Source records
_ _ _ _
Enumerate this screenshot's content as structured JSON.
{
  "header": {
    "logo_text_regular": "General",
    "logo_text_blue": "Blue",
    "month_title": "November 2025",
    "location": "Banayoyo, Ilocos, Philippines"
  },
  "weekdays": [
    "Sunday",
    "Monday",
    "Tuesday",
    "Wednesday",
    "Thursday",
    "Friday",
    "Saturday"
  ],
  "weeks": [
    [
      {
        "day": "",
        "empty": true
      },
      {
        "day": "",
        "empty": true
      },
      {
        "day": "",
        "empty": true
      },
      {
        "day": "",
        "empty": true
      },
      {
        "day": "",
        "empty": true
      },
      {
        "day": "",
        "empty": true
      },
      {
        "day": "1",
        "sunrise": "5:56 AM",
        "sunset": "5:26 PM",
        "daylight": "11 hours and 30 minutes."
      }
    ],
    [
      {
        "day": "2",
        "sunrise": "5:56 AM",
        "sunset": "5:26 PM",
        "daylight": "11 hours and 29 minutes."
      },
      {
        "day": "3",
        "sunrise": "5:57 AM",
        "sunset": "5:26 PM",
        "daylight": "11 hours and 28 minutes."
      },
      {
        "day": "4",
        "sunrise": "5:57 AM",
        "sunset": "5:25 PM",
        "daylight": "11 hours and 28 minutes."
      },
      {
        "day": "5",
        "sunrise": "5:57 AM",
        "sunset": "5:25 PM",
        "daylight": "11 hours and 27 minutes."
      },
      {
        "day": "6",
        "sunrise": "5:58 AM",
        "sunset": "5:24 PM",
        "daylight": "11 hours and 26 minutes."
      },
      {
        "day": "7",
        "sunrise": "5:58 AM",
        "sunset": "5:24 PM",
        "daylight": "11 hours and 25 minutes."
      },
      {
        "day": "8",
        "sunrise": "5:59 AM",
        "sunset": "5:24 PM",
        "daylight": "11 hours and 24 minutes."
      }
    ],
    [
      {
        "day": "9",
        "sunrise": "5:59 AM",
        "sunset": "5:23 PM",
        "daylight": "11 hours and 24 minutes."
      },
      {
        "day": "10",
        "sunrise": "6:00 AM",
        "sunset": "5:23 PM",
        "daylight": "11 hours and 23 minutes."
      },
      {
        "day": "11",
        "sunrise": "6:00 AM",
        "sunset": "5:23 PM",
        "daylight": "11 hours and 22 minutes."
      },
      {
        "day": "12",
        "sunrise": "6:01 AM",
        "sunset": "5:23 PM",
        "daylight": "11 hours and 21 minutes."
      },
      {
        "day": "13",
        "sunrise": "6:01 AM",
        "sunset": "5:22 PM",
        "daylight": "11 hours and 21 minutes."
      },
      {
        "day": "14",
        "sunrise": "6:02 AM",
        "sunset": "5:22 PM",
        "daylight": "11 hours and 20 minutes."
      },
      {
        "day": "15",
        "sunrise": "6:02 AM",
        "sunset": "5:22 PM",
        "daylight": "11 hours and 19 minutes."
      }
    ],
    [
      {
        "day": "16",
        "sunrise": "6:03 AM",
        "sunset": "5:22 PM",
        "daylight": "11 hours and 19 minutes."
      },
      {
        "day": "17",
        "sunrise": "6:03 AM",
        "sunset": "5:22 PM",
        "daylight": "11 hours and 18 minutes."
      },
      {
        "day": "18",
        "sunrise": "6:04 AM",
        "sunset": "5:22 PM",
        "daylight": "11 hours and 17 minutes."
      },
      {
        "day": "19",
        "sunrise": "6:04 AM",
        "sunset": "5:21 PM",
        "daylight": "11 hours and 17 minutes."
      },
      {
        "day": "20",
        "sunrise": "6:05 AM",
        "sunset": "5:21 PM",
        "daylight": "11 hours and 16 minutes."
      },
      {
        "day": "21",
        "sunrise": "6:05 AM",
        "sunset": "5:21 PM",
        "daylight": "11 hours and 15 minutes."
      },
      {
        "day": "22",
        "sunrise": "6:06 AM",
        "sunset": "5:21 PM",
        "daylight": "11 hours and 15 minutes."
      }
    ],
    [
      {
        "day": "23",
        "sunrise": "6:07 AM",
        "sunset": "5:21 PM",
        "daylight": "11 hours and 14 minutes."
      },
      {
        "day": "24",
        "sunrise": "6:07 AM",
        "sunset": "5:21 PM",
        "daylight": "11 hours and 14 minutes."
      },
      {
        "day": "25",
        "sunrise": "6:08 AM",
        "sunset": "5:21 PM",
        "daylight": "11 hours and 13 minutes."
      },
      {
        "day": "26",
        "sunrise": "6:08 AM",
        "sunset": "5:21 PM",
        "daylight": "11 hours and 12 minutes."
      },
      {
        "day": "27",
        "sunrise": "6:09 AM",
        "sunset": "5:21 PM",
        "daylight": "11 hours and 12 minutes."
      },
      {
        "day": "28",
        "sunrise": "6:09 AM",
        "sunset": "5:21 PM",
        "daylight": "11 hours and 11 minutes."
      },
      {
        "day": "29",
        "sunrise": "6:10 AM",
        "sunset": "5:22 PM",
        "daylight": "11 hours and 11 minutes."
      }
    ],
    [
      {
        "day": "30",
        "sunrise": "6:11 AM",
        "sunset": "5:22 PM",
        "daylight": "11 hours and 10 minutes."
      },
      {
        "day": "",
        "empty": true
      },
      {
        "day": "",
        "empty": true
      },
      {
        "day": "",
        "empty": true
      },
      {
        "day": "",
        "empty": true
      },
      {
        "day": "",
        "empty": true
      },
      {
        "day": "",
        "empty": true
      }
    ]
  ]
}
_ _ _ _
▶ _EXERCISE INSTRUCTIONS_:
Exactly as shown, repeat every record.

▶ _RESULT OF THE TASK_:
Enumerate this screenshot's content as structured JSON.
{
  "header": {
    "logo_text_regular": "General",
    "logo_text_blue": "Blue",
    "month_title": "November 2025",
    "location": "Banayoyo, Ilocos, Philippines"
  },
  "weekdays": [
    "Sunday",
    "Monday",
    "Tuesday",
    "Wednesday",
    "Thursday",
    "Friday",
    "Saturday"
  ],
  "weeks": [
    [
      {
        "day": "",
        "empty": true
      },
      {
        "day": "",
        "empty": true
      },
      {
        "day": "",
        "empty": true
      },
      {
        "day": "",
        "empty": true
      },
      {
        "day": "",
        "empty": true
      },
      {
        "day": "",
        "empty": true
      },
      {
        "day": "1",
        "sunrise": "5:56 AM",
        "sunset": "5:26 PM",
        "daylight": "11 hours and 30 minutes."
      }
    ],
    [
      {
        "day": "2",
        "sunrise": "5:56 AM",
        "sunset": "5:26 PM",
        "daylight": "11 hours and 29 minutes."
      },
      {
        "day": "3",
        "sunrise": "5:57 AM",
        "sunset": "5:26 PM",
        "daylight": "11 hours and 28 minutes."
      },
      {
        "day": "4",
        "sunrise": "5:57 AM",
        "sunset": "5:25 PM",
        "daylight": "11 hours and 28 minutes."
      },
      {
        "day": "5",
        "sunrise": "5:57 AM",
        "sunset": "5:25 PM",
        "daylight": "11 hours and 27 minutes."
      },
      {
        "day": "6",
        "sunrise": "5:58 AM",
        "sunset": "5:24 PM",
        "daylight": "11 hours and 26 minutes."
      },
      {
        "day": "7",
        "sunrise": "5:58 AM",
        "sunset": "5:24 PM",
        "daylight": "11 hours and 25 minutes."
      },
      {
        "day": "8",
        "sunrise": "5:59 AM",
        "sunset": "5:24 PM",
        "daylight": "11 hours and 24 minutes."
      }
    ],
    [
      {
        "day": "9",
        "sunrise": "5:59 AM",
        "sunset": "5:23 PM",
        "daylight": "11 hours and 24 minutes."
      },
      {
        "day": "10",
        "sunrise": "6:00 AM",
        "sunset": "5:23 PM",
        "daylight": "11 hours and 23 minutes."
      },
      {
        "day": "11",
        "sunrise": "6:00 AM",
        "sunset": "5:23 PM",
        "daylight": "11 hours and 22 minutes."
      },
      {
        "day": "12",
        "sunrise": "6:01 AM",
        "sunset": "5:23 PM",
        "daylight": "11 hours and 21 minutes."
      },
      {
        "day": "13",
        "sunrise": "6:01 AM",
        "sunset": "5:22 PM",
        "daylight": "11 hours and 21 minutes."
      },
      {
        "day": "14",
        "sunrise": "6:02 AM",
        "sunset": "5:22 PM",
        "daylight": "11 hours and 20 minutes."
      },
      {
        "day": "15",
        "sunrise": "6:02 AM",
        "sunset": "5:22 PM",
        "daylight": "11 hours and 19 minutes."
      }
    ],
    [
      {
        "day": "16",
        "sunrise": "6:03 AM",
        "sunset": "5:22 PM",
        "daylight": "11 hours and 19 minutes."
      },
      {
        "day": "17",
        "sunrise": "6:03 AM",
        "sunset": "5:22 PM",
        "daylight": "11 hours and 18 minutes."
      },
      {
        "day": "18",
        "sunrise": "6:04 AM",
        "sunset": "5:22 PM",
        "daylight": "11 hours and 17 minutes."
      },
      {
        "day": "19",
        "sunrise": "6:04 AM",
        "sunset": "5:21 PM",
        "daylight": "11 hours and 17 minutes."
      },
      {
        "day": "20",
        "sunrise": "6:05 AM",
        "sunset": "5:21 PM",
        "daylight": "11 hours and 16 minutes."
      },
      {
        "day": "21",
        "sunrise": "6:05 AM",
        "sunset": "5:21 PM",
        "daylight": "11 hours and 15 minutes."
      },
      {
        "day": "22",
        "sunrise": "6:06 AM",
        "sunset": "5:21 PM",
        "daylight": "11 hours and 15 minutes."
      }
    ],
    [
      {
        "day": "23",
        "sunrise": "6:07 AM",
        "sunset": "5:21 PM",
        "daylight": "11 hours and 14 minutes."
      },
      {
        "day": "24",
        "sunrise": "6:07 AM",
        "sunset": "5:21 PM",
        "daylight": "11 hours and 14 minutes."
      },
      {
        "day": "25",
        "sunrise": "6:08 AM",
        "sunset": "5:21 PM",
        "daylight": "11 hours and 13 minutes."
      },
      {
        "day": "26",
        "sunrise": "6:08 AM",
        "sunset": "5:21 PM",
        "daylight": "11 hours and 12 minutes."
      },
      {
        "day": "27",
        "sunrise": "6:09 AM",
        "sunset": "5:21 PM",
        "daylight": "11 hours and 12 minutes."
      },
      {
        "day": "28",
        "sunrise": "6:09 AM",
        "sunset": "5:21 PM",
        "daylight": "11 hours and 11 minutes."
      },
      {
        "day": "29",
        "sunrise": "6:10 AM",
        "sunset": "5:22 PM",
        "daylight": "11 hours and 11 minutes."
      }
    ],
    [
      {
        "day": "30",
        "sunrise": "6:11 AM",
        "sunset": "5:22 PM",
        "daylight": "11 hours and 10 minutes."
      },
      {
        "day": "",
        "empty": true
      },
      {
        "day": "",
        "empty": true
      },
      {
        "day": "",
        "empty": true
      },
      {
        "day": "",
        "empty": true
      },
      {
        "day": "",
        "empty": true
      },
      {
        "day": "",
        "empty": true
      }
    ]
  ]
}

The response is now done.